[Extract]
What User Scenarios Are, Why Companies Need Them, and How to Work With Them

User Scenario is a visual scheme of user actions on the website to solve the problem, with which he came. User Scenario shows what hinders and what helps the user on your site, justifies how and why he/she is here, and explains how he/she realizes his/her plans.

And it’s one of the important preliminary stages of the work of creating the site.

User Scenarios are implemented in the format of short stories about the actions of the user, partly on behalf of the user, and partly abstracted from the person, schematically. These are stories about customers, about their motivation, about tasks and about options for interacting with your resource.

Why Websites Need User Scenarios 

User scenarios help you learn more about your customers who are visiting your site and analyze their user experience. They work for any online business, including a gambling website and a DIY marketplace. This is necessary not by itself but for designing the interface of the site so that the interaction with it for users was predictable, understandable, comfortable and requiring minimal effort. Designing user scenarios helps:

  • Conduct usability tests of the site.
  • Study user preferences.
  • Predict a positive user experience.
  • Find and accentuate points that are important in UX design.
  • Understand at what stages of interaction the user needs help and cues, and possibly refinements to the site.

When the user scenarios for the site are not spelled out, serious problems are not excluded. For example, developers can misrepresent the interaction of the user with the site, not make clickable elements on which he will want to click, not provide functionality that could be useful to increase site conversion and sales growth.

These are errors that are much cheaper to prevent than to eliminate after the completion of a web resource.

[Assignment 1]
Decide whether each statement agrees with the article on user scenarios, answering yes or no and quoting the exact words of the article that settle it:
(a) User scenarios are one of the preliminary stages of creating a site.
(b) User scenarios work only for large online stores.
(c) The errors in question are cheaper to fix after a web resource is finished than to prevent.
[Assignment 2] Please resume the article on user scenarios, picking up right after its final sentence.
The entries that follow play no part in this work.

[Dataset content]
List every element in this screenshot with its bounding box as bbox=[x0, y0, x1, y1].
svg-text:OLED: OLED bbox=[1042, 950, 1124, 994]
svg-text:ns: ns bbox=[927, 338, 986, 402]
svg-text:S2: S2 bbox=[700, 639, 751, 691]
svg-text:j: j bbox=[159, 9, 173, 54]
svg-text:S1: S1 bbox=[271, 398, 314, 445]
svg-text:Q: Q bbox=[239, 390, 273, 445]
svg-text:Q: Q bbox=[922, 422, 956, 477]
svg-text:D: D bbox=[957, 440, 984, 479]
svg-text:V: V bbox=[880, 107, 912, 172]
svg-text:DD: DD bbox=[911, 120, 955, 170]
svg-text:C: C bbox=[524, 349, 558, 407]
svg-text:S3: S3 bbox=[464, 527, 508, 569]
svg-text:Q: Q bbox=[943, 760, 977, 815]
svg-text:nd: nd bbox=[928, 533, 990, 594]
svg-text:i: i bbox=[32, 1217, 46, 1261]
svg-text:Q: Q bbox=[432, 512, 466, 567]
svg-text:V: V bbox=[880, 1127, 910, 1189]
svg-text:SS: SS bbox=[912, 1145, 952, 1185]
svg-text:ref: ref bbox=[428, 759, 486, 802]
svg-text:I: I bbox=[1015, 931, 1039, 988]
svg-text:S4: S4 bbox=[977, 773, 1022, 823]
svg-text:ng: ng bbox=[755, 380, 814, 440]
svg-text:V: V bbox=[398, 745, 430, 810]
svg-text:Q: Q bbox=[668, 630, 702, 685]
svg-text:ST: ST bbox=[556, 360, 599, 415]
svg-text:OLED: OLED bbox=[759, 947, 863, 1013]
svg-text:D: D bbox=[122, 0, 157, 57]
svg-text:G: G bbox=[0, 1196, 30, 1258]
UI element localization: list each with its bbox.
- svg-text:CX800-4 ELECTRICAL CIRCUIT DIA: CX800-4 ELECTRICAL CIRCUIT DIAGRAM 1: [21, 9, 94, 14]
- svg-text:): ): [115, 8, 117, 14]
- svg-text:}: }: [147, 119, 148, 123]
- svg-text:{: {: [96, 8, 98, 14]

[Response box 1]
(a) Yes: "it’s one of the important preliminary stages of the work of creating the site."
(b) No: "They work for any online business, including a gambling website and a DIY marketplace."
(c) No: "These are errors that are much cheaper to prevent than to eliminate after the completion of a web resource."

[Response box 2]
Classification of Custom Scripts for the Site

User Stories

This is a story base, a brief summary of a portrait of the user and their needs as applied to a specific product. User Stories can be dozens or hundreds, depending on the number of products and target audience groups. For each narrow group, the user story will be different, and they will all be different. User Stories are written in the first person.

Concrete Scenarios

At this stage of working with custom scenarios, the ways to achieve the goals are outlined with technical details. Here are also written restrictions, if there are any. For example, specific scenarios will describe the actions of a person who places an order in the online store’s website, mobile version or app. Specific scenarios are no longer written in the first person, but in the third person.

Conceptual Scenarios

When user stories are written, they are grouped into conceptual behavioral scenarios. By combining several stories of the same type, all unnecessary and detailed things are removed from them, simplifying them almost to the maximum. In this case, the focus is no longer on the actions of a specific user, but on the conditional user, but not the technical details of his actions on the site. The description is in the third person.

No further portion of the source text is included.